RECORD SET: Begin

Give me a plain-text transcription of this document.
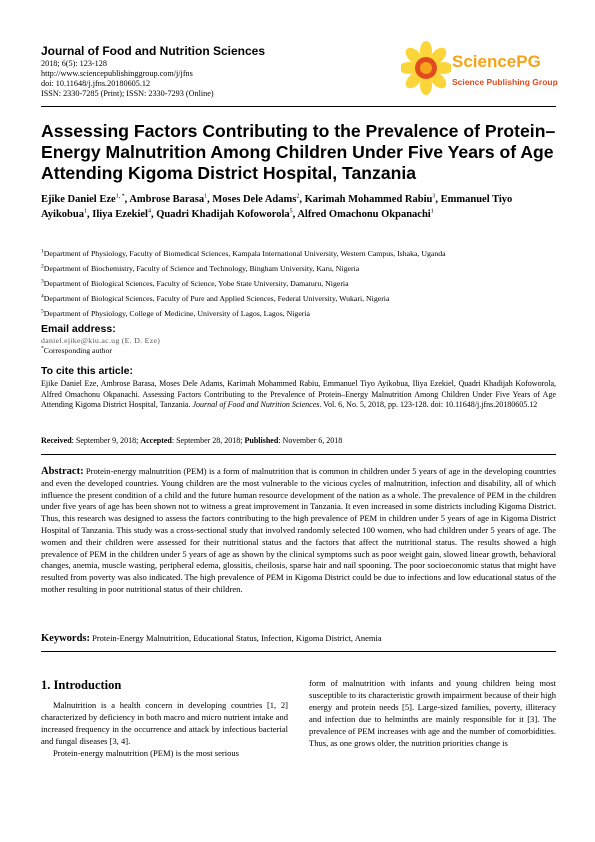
Journal of Food and Nutrition Sciences
2018; 6(5): 123-128
http://www.sciencepublishinggroup.com/j/jfns
doi: 10.11648/j.jfns.20180605.12
ISSN: 2330-7285 (Print); ISSN: 2330-7293 (Online)
SciencePG
Science Publishing Group
Assessing Factors Contributing to the Prevalence of Protein–Energy Malnutrition Among Children Under Five Years of Age Attending Kigoma District Hospital, Tanzania
Ejike Daniel Eze$^{1, *}$, Ambrose Barasa$^1$, Moses Dele Adams$^2$, Karimah Mohammed Rabiu$^3$, Emmanuel Tiyo Ayikobua$^1$, Iliya Ezekiel$^4$, Quadri Khadijah Kofoworola$^5$, Alfred Omachonu Okpanachi$^1$
$^1$Department of Physiology, Faculty of Biomedical Sciences, Kampala International University, Western Campus, Ishaka, Uganda
$^2$Department of Biochemistry, Faculty of Science and Technology, Bingham University, Karu, Nigeria
$^3$Department of Biological Sciences, Faculty of Science, Yobe State University, Damaturu, Nigeria
$^4$Department of Biological Sciences, Faculty of Pure and Applied Sciences, Federal University, Wukari, Nigeria
$^5$Department of Physiology, College of Medicine, University of Lagos, Lagos, Nigeria
Email address:
daniel.ejike@kiu.ac.ug (E. D. Eze)
*Corresponding author
To cite this article:
Ejike Daniel Eze, Ambrose Barasa, Moses Dele Adams, Karimah Mohammed Rabiu, Emmanuel Tiyo Ayikobua, Iliya Ezekiel, Quadri Khadijah Kofoworola, Alfred Omachonu Okpanachi. Assessing Factors Contributing to the Prevalence of Protein–Energy Malnutrition Among Children Under Five Years of Age Attending Kigoma District Hospital, Tanzania. Journal of Food and Nutrition Sciences. Vol. 6, No. 5, 2018, pp. 123-128. doi: 10.11648/j.jfns.20180605.12
Received: September 9, 2018; Accepted: September 28, 2018; Published: November 6, 2018
Abstract: Protein-energy malnutrition (PEM) is a form of malnutrition that is common in children under 5 years of age in the developing countries and even the developed countries. Young children are the most vulnerable to the vicious cycles of malnutrition, infection and disability, all of which influence the present condition of a child and the future human resource development of the nation as a whole. The prevalence of PEM in the children under five years of age has been shown not to witness a great improvement in Tanzania. It even increased in some districts including Kigoma District. Thus, this research was designed to assess the factors contributing to the high prevalence of PEM in children under 5 years of age in Kigoma District Hospital of Tanzania. This study was a cross-sectional study that involved randomly selected 100 women, who had children under 5 years of age. The women and their children were assessed for their nutritional status and the factors that affect the nutritional status. The results showed a high prevalence of PEM in the children under 5 years of age as shown by the clinical symptoms such as poor weight gain, slowed linear growth, behavioral changes, anemia, muscle wasting, peripheral edema, glossitis, cheilosis, sparse hair and nail spooning. The poor socioeconomic status that might have resulted from poverty was also indicated. The high prevalence of PEM in Kigoma District could be due to infections and low educational status of the mother resulting in poor nutritional status of their children.
Keywords: Protein-Energy Malnutrition, Educational Status, Infection, Kigoma District, Anemia
1. Introduction

Malnutrition is a health concern in developing countries [1, 2] characterized by deficiency in both macro and micro nutrient intake and increased frequency in the occurrence and attack by infectious bacterial and fungal diseases [3, 4].

Protein-energy malnutrition (PEM) is the most serious

form of malnutrition with infants and young children being most susceptible to its characteristic growth impairment because of their high energy and protein needs [5]. Large-sized families, poverty, illiteracy and infection due to helminths are mainly responsible for it [3]. The prevalence of PEM increases with age and the number of comorbidities. Thus, as one grows older, the nutrition priorities change is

RECORD SET: End

* _ASSIGNED TASK_
Report each line above containing the string "Attending".

* _ANSWER BOX_
Assessing Factors Contributing to the Prevalence of Protein–Energy Malnutrition Among Children Under Five Years of Age Attending Kigoma District Hospital, Tanzania
Ejike Daniel Eze, Ambrose Barasa, Moses Dele Adams, Karimah Mohammed Rabiu, Emmanuel Tiyo Ayikobua, Iliya Ezekiel, Quadri Khadijah Kofoworola, Alfred Omachonu Okpanachi. Assessing Factors Contributing to the Prevalence of Protein–Energy Malnutrition Among Children Under Five Years of Age Attending Kigoma District Hospital, Tanzania. Journal of Food and Nutrition Sciences. Vol. 6, No. 5, 2018, pp. 123-128. doi: 10.11648/j.jfns.20180605.12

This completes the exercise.